Gather every line in the items below that contains the string "ratio", and copy each such line in full.

╭─ RECORDS FOR THE TASK

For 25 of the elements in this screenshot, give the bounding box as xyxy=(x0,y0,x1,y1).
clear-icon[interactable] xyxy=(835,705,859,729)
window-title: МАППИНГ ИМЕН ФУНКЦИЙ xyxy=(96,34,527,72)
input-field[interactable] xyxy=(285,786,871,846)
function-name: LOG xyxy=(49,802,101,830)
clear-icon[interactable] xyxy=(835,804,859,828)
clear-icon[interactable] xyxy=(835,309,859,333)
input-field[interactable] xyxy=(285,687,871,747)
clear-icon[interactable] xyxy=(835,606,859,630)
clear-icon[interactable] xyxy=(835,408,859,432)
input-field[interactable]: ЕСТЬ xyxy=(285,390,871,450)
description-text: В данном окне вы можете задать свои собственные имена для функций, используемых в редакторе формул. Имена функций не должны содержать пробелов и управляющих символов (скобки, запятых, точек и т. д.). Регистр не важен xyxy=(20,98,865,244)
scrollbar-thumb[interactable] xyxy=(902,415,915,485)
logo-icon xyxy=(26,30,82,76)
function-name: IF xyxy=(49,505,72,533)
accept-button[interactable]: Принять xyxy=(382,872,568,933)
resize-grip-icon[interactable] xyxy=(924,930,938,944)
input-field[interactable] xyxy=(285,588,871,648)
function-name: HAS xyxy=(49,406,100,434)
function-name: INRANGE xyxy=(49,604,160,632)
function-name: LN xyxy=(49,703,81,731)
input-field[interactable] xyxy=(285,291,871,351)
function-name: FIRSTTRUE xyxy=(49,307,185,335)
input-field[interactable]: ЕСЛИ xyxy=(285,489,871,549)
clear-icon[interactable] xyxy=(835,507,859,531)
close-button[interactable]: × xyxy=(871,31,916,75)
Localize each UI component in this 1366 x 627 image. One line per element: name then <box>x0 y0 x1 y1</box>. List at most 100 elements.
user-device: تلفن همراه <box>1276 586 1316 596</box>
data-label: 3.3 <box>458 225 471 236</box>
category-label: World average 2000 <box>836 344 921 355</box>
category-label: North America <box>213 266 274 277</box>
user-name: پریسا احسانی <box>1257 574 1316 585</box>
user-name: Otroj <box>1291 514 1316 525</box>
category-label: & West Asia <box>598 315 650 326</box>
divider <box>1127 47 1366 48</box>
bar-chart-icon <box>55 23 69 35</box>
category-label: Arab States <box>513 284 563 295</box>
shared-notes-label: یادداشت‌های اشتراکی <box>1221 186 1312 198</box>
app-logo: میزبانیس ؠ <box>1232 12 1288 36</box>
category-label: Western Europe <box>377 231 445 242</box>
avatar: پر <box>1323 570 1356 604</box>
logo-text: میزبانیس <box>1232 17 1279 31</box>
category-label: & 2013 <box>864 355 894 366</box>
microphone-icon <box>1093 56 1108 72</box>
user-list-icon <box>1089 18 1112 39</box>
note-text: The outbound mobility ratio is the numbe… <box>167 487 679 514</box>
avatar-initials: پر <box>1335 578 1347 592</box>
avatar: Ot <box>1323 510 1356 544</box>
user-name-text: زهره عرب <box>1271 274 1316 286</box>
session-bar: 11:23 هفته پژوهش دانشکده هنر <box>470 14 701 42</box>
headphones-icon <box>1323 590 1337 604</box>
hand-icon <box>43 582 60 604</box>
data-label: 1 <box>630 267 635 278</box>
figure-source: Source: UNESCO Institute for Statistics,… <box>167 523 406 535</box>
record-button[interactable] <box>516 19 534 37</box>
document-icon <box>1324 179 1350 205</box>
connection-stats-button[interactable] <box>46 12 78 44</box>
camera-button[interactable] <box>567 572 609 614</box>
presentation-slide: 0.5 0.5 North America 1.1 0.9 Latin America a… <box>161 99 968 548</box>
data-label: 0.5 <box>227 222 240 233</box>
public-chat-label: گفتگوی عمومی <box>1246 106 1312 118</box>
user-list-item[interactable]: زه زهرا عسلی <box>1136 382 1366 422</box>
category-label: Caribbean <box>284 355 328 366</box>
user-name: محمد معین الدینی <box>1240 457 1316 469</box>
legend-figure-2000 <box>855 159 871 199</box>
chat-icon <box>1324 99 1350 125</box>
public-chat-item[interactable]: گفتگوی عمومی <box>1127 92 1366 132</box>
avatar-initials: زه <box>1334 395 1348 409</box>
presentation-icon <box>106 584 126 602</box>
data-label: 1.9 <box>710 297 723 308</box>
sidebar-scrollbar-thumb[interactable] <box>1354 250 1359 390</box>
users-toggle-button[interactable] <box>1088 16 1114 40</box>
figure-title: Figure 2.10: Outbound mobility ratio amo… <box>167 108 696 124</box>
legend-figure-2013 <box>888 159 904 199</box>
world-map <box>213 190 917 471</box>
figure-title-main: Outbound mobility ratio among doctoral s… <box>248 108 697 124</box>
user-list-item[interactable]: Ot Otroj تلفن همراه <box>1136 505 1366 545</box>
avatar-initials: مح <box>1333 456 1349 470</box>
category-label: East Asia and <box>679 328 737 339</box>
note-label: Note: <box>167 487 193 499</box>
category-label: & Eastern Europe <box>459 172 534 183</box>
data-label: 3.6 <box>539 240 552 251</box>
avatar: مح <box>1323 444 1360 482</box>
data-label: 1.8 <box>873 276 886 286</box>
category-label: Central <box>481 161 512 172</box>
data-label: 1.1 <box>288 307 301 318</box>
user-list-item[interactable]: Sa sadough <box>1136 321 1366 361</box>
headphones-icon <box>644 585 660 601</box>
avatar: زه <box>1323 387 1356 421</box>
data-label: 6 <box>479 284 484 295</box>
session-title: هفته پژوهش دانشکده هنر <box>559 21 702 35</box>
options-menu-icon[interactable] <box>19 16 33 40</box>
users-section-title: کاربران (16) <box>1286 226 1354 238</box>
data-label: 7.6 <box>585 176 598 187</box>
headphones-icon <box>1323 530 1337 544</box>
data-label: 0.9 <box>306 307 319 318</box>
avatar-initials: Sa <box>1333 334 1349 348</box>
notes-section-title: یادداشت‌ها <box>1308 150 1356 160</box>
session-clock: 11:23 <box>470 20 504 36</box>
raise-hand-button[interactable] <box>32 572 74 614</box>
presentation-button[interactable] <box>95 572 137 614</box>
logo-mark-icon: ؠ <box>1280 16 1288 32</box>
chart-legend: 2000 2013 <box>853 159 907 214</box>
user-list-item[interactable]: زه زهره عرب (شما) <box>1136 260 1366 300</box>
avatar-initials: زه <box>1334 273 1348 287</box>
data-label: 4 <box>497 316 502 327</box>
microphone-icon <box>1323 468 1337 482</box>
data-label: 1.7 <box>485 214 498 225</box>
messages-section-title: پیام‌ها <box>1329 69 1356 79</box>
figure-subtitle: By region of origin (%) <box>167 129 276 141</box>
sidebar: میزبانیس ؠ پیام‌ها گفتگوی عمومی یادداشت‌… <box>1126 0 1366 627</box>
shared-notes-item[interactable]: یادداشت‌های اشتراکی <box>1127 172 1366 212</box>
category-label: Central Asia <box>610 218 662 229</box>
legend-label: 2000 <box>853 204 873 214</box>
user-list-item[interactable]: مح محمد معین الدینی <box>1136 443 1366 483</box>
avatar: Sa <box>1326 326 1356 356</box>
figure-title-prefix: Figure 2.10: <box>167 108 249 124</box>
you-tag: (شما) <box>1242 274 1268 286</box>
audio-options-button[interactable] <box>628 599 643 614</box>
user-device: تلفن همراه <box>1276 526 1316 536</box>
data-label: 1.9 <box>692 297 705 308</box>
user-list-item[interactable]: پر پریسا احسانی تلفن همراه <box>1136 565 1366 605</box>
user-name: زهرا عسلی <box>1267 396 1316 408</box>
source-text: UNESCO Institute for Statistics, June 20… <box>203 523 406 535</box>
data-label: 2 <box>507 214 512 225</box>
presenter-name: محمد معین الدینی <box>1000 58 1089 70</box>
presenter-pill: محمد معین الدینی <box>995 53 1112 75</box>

╰─

THE RESPONSE:
note-text: The outbound mobility ratio is the numbe… <box>167 487 679 514</box>
figure-title: Figure 2.10: Outbound mobility ratio amo… <box>167 108 696 124</box>
figure-title-main: Outbound mobility ratio among doctoral s… <box>248 108 697 124</box>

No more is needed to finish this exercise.